• [The problem]: Extract all of the entries and set them down verbatim.

[Entries from a dataset]
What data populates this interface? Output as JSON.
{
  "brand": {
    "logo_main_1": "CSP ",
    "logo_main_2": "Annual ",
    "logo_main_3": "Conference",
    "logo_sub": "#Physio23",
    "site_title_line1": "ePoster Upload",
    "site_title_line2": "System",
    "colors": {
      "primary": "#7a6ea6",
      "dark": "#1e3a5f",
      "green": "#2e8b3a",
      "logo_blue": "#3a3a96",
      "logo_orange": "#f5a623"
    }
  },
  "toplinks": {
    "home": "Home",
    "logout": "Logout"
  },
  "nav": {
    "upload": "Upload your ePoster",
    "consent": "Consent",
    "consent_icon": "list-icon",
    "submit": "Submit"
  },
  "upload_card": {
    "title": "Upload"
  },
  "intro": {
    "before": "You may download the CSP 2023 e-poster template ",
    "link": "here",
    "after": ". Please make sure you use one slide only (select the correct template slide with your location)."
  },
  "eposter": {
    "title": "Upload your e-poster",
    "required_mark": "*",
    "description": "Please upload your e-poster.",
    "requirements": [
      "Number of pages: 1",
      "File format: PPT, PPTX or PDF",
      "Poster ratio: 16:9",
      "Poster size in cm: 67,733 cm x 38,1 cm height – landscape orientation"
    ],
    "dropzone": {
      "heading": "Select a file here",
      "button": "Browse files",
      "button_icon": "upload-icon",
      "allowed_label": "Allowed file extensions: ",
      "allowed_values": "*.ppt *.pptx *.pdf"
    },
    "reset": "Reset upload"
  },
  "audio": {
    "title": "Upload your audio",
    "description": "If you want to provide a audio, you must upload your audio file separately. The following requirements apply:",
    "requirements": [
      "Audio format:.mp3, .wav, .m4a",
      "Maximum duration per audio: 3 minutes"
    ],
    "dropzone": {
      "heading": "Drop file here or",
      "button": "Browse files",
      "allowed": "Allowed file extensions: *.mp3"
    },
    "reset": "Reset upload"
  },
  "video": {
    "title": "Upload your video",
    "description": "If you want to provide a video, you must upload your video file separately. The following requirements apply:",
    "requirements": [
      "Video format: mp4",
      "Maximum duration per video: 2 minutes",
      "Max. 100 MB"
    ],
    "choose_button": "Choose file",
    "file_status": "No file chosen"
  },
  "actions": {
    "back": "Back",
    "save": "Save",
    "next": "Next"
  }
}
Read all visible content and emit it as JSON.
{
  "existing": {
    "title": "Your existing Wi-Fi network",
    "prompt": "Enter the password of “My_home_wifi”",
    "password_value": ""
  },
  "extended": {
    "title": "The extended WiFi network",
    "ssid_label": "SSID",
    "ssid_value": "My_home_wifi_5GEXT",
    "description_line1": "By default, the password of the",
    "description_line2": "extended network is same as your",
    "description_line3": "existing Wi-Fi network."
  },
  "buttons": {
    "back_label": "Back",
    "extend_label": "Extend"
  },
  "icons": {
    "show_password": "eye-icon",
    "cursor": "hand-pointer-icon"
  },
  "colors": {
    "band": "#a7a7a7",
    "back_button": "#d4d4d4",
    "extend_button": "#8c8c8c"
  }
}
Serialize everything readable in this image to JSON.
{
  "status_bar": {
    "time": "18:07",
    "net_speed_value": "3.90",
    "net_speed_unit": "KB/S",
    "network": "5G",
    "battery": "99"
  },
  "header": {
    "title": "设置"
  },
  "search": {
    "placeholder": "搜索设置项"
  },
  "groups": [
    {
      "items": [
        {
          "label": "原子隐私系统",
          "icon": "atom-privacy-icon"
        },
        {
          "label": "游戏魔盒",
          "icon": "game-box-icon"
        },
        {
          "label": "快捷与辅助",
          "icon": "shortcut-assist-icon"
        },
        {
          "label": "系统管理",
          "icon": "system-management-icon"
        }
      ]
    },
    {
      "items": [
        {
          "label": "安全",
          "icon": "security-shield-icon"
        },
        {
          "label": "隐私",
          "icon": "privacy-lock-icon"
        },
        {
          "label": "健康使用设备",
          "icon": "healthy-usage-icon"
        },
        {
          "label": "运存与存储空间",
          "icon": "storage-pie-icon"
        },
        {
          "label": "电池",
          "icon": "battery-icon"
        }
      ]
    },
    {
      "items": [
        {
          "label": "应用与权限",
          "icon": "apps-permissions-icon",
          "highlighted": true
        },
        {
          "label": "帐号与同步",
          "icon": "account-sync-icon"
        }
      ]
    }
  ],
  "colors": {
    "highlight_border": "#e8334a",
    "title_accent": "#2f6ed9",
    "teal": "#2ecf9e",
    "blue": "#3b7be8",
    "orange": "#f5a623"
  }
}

• [Final result]:
What data populates this interface? Output as JSON.
{
  "brand": {
    "logo_main_1": "CSP ",
    "logo_main_2": "Annual ",
    "logo_main_3": "Conference",
    "logo_sub": "#Physio23",
    "site_title_line1": "ePoster Upload",
    "site_title_line2": "System",
    "colors": {
      "primary": "#7a6ea6",
      "dark": "#1e3a5f",
      "green": "#2e8b3a",
      "logo_blue": "#3a3a96",
      "logo_orange": "#f5a623"
    }
  },
  "toplinks": {
    "home": "Home",
    "logout": "Logout"
  },
  "nav": {
    "upload": "Upload your ePoster",
    "consent": "Consent",
    "consent_icon": "list-icon",
    "submit": "Submit"
  },
  "upload_card": {
    "title": "Upload"
  },
  "intro": {
    "before": "You may download the CSP 2023 e-poster template ",
    "link": "here",
    "after": ". Please make sure you use one slide only (select the correct template slide with your location)."
  },
  "eposter": {
    "title": "Upload your e-poster",
    "required_mark": "*",
    "description": "Please upload your e-poster.",
    "requirements": [
      "Number of pages: 1",
      "File format: PPT, PPTX or PDF",
      "Poster ratio: 16:9",
      "Poster size in cm: 67,733 cm x 38,1 cm height – landscape orientation"
    ],
    "dropzone": {
      "heading": "Select a file here",
      "button": "Browse files",
      "button_icon": "upload-icon",
      "allowed_label": "Allowed file extensions: ",
      "allowed_values": "*.ppt *.pptx *.pdf"
    },
    "reset": "Reset upload"
  },
  "audio": {
    "title": "Upload your audio",
    "description": "If you want to provide a audio, you must upload your audio file separately. The following requirements apply:",
    "requirements": [
      "Audio format:.mp3, .wav, .m4a",
      "Maximum duration per audio: 3 minutes"
    ],
    "dropzone": {
      "heading": "Drop file here or",
      "button": "Browse files",
      "allowed": "Allowed file extensions: *.mp3"
    },
    "reset": "Reset upload"
  },
  "video": {
    "title": "Upload your video",
    "description": "If you want to provide a video, you must upload your video file separately. The following requirements apply:",
    "requirements": [
      "Video format: mp4",
      "Maximum duration per video: 2 minutes",
      "Max. 100 MB"
    ],
    "choose_button": "Choose file",
    "file_status": "No file chosen"
  },
  "actions": {
    "back": "Back",
    "save": "Save",
    "next": "Next"
  }
}
Read all visible content and emit it as JSON.
{
  "existing": {
    "title": "Your existing Wi-Fi network",
    "prompt": "Enter the password of “My_home_wifi”",
    "password_value": ""
  },
  "extended": {
    "title": "The extended WiFi network",
    "ssid_label": "SSID",
    "ssid_value": "My_home_wifi_5GEXT",
    "description_line1": "By default, the password of the",
    "description_line2": "extended network is same as your",
    "description_line3": "existing Wi-Fi network."
  },
  "buttons": {
    "back_label": "Back",
    "extend_label": "Extend"
  },
  "icons": {
    "show_password": "eye-icon",
    "cursor": "hand-pointer-icon"
  },
  "colors": {
    "band": "#a7a7a7",
    "back_button": "#d4d4d4",
    "extend_button": "#8c8c8c"
  }
}
Serialize everything readable in this image to JSON.
{
  "status_bar": {
    "time": "18:07",
    "net_speed_value": "3.90",
    "net_speed_unit": "KB/S",
    "network": "5G",
    "battery": "99"
  },
  "header": {
    "title": "设置"
  },
  "search": {
    "placeholder": "搜索设置项"
  },
  "groups": [
    {
      "items": [
        {
          "label": "原子隐私系统",
          "icon": "atom-privacy-icon"
        },
        {
          "label": "游戏魔盒",
          "icon": "game-box-icon"
        },
        {
          "label": "快捷与辅助",
          "icon": "shortcut-assist-icon"
        },
        {
          "label": "系统管理",
          "icon": "system-management-icon"
        }
      ]
    },
    {
      "items": [
        {
          "label": "安全",
          "icon": "security-shield-icon"
        },
        {
          "label": "隐私",
          "icon": "privacy-lock-icon"
        },
        {
          "label": "健康使用设备",
          "icon": "healthy-usage-icon"
        },
        {
          "label": "运存与存储空间",
          "icon": "storage-pie-icon"
        },
        {
          "label": "电池",
          "icon": "battery-icon"
        }
      ]
    },
    {
      "items": [
        {
          "label": "应用与权限",
          "icon": "apps-permissions-icon",
          "highlighted": true
        },
        {
          "label": "帐号与同步",
          "icon": "account-sync-icon"
        }
      ]
    }
  ],
  "colors": {
    "highlight_border": "#e8334a",
    "title_accent": "#2f6ed9",
    "teal": "#2ecf9e",
    "blue": "#3b7be8",
    "orange": "#f5a623"
  }
}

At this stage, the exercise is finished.